**PASSAGE SHOWN**
- Born: Damascus, Syria
- Occupation: Actress
- Years active: 2005 – present
- Known for: acting in Arab TV series
- Notable work: co-author of Hawa al-Hurriya (Whims of Freedom), (theatre production)
- Spouse: Mohamed Sami
- Awards: Knight of the French Order of Arts and Letters

= Nanda Mohammad =

Syrian actress and playwright, born 1980

Nanda Mohammad (ناندا محمد) is a Syrian actress and playwright. She is known for her work in both theatre and television in Europe and in the Arab world.

== Life and career ==
Mohammad was born and grew up in Syria. In 2001, she graduated from the Higher Institute of Dramatic Arts in Damascus. She is married to the Egyptian violinist Mohamed Sami. Since 2012, she has often been working with Egyptian theatre director Ahmed al-Attar.

In Syria, she has continued her work in contemporary theatre, for example in productions with Naila al-Atrash and Omar Abou Saada, and has appeared on Syrian television. Since 2004, she has coached and trained other artists in voice and acting in the Middle East and in Europe.

Internationally and in the Arab world, Mohammad has worked with theatre directors such as Tim Supple (UK), Ariane Mnouchkine (France), Nullo Facchini (Denmark), Omar Abou Saada (Syria), Pascal Rambert (France), Khaled Al-Tarefi (Palestine), Catherine Schaub Abkarian (France), Laila Soliman (Egypt), Henri Jules Julien (France) and Daniel San Pedro (France), among others. She participated in productions presented at theatre festivals such as the Festival d'Avignon, the London International Festival of Theatre (LIFT), the World Theatre Festival in Shizuoka, Japan, the Zurich Theater Spektakel and the Theatre de Vidy in Switzerland, Kunstenfestivaldearts, Belgium, Hong Kong Arts Festival and the Singapore International Festival of Arts.

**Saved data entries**
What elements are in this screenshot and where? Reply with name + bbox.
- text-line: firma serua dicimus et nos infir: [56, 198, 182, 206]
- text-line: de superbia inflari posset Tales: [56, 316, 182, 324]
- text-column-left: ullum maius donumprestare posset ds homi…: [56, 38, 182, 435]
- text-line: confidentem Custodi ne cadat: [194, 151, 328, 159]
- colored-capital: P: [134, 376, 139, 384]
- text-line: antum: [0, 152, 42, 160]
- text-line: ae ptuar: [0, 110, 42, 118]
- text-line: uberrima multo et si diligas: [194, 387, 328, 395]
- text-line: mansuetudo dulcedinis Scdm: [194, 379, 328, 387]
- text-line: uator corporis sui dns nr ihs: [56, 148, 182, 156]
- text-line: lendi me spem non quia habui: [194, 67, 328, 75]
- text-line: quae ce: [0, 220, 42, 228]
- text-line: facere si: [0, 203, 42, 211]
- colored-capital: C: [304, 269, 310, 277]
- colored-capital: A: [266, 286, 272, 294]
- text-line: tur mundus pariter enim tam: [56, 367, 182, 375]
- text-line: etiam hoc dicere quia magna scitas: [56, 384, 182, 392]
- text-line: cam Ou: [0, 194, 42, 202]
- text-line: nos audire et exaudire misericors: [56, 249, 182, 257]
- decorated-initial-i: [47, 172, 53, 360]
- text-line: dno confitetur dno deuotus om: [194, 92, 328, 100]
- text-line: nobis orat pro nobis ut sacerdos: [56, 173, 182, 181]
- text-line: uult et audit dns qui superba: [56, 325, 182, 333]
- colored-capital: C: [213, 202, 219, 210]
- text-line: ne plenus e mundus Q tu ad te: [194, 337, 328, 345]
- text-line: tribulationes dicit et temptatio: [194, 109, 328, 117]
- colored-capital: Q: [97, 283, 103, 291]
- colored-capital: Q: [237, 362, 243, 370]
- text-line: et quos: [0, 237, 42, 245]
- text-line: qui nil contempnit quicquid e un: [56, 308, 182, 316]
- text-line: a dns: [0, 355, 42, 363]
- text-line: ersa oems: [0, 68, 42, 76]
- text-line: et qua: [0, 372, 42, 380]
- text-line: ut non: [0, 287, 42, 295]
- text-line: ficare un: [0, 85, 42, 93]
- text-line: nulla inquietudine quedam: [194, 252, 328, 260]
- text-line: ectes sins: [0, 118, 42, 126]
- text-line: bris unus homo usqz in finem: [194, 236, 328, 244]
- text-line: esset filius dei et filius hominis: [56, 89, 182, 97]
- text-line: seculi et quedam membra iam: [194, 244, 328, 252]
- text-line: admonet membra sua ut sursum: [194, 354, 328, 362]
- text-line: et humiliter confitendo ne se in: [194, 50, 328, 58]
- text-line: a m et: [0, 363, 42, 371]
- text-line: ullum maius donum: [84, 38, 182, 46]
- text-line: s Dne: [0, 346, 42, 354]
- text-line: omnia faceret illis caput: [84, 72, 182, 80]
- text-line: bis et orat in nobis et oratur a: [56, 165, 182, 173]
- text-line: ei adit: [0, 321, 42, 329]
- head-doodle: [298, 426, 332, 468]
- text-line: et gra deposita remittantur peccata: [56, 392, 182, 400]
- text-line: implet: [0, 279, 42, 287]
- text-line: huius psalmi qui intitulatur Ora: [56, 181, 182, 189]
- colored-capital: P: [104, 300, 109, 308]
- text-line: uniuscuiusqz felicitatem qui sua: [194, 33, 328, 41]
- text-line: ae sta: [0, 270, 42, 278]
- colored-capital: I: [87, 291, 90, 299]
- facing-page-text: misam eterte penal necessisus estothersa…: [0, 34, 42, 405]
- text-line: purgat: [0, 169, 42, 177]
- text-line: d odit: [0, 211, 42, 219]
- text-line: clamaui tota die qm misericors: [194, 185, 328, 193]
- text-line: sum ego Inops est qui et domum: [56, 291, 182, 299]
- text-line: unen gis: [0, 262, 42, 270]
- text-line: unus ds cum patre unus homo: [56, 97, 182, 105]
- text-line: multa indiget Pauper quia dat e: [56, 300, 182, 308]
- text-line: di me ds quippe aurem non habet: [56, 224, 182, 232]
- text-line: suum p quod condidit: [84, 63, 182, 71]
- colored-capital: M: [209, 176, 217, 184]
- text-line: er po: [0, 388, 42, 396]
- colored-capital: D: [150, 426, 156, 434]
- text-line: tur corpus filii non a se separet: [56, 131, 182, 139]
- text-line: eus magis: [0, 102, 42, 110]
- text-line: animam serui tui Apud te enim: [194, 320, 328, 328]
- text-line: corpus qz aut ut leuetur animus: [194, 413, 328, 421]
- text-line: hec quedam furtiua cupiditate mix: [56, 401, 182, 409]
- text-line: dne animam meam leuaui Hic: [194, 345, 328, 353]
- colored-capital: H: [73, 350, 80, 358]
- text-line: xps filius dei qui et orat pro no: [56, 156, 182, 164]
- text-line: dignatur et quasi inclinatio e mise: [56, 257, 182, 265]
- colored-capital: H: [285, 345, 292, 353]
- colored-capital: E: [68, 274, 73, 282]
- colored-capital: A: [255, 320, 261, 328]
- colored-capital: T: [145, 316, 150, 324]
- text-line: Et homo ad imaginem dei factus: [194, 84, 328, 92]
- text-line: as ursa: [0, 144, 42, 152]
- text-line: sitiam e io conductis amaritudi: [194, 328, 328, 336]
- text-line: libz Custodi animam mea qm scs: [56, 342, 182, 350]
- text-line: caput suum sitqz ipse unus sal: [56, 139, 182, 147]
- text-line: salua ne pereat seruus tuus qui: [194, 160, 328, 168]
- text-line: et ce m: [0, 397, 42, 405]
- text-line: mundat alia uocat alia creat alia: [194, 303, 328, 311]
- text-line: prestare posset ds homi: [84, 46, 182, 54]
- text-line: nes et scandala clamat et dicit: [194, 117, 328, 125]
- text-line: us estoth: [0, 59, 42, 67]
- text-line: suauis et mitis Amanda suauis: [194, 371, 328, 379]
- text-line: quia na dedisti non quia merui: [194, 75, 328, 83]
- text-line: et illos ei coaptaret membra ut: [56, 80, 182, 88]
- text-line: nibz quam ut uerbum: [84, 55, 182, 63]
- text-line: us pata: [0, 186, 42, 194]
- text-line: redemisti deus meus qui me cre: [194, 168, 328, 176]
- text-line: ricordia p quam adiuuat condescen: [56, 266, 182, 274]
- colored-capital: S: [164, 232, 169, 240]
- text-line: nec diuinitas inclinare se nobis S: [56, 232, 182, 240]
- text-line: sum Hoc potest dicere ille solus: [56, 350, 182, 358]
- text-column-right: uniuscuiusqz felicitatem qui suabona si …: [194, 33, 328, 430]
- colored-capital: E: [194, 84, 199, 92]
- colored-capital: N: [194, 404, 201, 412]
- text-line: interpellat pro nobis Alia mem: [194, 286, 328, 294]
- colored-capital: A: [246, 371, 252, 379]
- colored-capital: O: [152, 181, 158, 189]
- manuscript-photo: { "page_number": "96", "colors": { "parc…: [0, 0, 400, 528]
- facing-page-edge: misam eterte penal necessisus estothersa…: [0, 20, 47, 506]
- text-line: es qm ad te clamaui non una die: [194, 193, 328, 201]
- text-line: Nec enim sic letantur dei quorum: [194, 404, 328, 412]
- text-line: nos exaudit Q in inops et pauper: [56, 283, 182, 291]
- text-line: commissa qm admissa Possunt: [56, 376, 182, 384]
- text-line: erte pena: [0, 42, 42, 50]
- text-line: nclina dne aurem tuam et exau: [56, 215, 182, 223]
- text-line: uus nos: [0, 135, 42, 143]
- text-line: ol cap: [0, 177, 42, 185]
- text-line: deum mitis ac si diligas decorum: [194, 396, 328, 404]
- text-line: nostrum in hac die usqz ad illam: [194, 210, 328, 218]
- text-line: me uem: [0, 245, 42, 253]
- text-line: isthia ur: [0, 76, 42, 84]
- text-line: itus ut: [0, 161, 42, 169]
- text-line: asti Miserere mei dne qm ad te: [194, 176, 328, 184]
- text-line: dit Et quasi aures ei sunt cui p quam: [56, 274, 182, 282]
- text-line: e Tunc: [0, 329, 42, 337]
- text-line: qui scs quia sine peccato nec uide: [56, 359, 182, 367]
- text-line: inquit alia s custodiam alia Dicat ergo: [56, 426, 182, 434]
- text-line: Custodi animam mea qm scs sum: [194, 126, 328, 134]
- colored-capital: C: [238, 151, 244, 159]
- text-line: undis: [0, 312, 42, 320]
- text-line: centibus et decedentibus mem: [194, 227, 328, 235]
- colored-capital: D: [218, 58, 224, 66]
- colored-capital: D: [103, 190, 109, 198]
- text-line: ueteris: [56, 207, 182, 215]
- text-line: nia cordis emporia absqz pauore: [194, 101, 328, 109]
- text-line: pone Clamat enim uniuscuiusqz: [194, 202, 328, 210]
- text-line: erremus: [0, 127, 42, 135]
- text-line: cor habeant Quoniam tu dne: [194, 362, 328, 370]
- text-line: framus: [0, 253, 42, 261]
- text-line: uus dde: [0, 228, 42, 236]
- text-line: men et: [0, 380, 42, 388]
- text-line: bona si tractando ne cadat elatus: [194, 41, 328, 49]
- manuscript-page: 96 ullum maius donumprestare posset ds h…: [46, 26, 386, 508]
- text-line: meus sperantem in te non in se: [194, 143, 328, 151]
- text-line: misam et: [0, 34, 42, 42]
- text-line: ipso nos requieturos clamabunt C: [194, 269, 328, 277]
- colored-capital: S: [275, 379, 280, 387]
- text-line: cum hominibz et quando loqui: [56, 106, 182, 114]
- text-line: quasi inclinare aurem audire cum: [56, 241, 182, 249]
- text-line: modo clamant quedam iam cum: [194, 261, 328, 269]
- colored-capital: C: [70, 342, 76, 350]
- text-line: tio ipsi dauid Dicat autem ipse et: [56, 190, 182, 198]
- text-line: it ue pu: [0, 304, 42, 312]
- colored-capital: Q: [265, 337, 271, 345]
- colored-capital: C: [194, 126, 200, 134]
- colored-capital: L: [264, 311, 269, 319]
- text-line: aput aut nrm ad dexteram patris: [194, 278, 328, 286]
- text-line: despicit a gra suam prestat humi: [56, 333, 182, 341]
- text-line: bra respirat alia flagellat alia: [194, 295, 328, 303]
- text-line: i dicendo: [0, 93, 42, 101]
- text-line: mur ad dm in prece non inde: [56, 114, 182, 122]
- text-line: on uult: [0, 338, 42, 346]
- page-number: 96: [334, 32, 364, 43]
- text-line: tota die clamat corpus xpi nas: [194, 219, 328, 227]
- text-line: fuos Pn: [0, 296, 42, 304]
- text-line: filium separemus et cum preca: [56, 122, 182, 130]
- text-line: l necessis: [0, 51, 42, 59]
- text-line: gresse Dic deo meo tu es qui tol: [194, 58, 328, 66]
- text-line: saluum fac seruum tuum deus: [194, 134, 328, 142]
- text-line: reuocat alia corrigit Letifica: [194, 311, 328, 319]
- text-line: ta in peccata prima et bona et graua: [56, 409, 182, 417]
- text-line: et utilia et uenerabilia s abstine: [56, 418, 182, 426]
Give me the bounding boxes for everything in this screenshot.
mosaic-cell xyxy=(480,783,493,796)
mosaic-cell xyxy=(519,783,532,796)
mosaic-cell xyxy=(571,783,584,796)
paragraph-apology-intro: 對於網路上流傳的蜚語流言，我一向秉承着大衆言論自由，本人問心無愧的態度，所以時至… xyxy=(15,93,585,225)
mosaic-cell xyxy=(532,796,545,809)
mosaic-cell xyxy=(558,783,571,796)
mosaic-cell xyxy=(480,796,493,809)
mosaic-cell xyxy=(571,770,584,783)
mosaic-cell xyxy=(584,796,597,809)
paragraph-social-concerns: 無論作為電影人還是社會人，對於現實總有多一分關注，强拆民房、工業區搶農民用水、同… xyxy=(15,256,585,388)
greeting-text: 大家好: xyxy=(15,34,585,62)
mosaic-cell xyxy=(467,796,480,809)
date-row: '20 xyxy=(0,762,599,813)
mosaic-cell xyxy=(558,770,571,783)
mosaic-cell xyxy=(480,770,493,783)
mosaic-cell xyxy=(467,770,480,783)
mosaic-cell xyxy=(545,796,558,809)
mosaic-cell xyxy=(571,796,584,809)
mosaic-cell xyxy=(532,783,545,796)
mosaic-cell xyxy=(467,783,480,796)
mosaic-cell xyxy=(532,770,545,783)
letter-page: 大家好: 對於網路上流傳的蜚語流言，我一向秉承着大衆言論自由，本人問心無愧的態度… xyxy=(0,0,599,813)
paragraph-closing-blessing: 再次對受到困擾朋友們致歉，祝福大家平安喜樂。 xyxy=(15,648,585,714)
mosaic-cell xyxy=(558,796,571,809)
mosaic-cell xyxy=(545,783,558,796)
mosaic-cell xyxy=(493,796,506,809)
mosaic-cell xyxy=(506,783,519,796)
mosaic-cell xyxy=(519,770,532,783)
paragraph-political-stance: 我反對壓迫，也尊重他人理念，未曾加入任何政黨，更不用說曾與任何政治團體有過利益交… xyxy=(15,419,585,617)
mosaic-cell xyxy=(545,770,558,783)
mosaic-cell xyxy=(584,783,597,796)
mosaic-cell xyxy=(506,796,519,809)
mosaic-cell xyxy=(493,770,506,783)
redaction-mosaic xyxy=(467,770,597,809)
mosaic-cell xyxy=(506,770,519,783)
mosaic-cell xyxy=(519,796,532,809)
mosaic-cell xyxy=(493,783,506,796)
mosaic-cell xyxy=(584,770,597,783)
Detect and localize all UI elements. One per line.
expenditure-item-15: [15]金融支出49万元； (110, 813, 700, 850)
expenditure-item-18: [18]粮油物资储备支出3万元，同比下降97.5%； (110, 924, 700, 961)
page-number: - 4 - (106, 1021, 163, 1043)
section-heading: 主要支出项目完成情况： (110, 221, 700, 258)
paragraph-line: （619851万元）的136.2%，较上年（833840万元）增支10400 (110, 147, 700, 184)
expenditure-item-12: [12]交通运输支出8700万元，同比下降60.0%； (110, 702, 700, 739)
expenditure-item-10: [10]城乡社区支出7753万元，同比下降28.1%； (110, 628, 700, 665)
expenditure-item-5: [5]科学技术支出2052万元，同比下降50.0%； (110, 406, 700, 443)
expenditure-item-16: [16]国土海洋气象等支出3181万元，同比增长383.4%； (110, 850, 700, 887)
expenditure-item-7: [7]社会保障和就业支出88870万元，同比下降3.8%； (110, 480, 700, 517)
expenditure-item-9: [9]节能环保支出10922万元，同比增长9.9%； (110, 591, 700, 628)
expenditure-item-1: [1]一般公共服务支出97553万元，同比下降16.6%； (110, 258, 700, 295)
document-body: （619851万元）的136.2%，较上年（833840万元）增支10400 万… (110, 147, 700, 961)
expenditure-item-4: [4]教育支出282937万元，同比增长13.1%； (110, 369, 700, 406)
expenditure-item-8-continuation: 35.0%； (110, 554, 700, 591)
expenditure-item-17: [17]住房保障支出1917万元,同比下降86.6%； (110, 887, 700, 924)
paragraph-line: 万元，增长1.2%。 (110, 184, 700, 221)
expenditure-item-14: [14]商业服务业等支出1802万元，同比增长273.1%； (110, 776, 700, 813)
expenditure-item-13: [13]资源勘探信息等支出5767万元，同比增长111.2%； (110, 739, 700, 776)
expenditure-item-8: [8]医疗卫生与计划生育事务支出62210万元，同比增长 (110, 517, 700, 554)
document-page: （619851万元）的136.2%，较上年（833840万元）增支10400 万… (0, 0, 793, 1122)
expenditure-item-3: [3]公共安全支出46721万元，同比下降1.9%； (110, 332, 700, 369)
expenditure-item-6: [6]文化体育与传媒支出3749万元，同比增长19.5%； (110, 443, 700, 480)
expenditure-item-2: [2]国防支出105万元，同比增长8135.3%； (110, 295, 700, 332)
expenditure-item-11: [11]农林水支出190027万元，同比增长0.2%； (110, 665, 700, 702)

**EXERCISE TASKS**
• 1. Summarize the Nanda Mohammad article in two sentences.
• 2. Substitute "line of text" for "text-line" in the rows, starting with the first row and going on through the row containing "- text-line: confidentem". Give only those rows.

**ANSWERS TO THE TASKS**
• 1. Nanda Mohammad is a Syrian actress and playwright who graduated from the Higher Institute of Dramatic Arts in Damascus in 2001 and is known for her theatre and television work in Europe and the Arab world. She has worked with theatre directors such as Tim Supple, Ariane Mnouchkine and Ahmed al-Attar, and her productions have appeared at festivals including the Festival d'Avignon and the London International Festival of Theatre.

• 2.
What elements are in this screenshot and where? Reply with name + bbox.
- line of text: firma serua dicimus et nos infir: [56, 198, 182, 206]
- line of text: de superbia inflari posset Tales: [56, 316, 182, 324]
- text-column-left: ullum maius donumprestare posset ds homi…: [56, 38, 182, 435]
- line of text: confidentem Custodi ne cadat: [194, 151, 328, 159]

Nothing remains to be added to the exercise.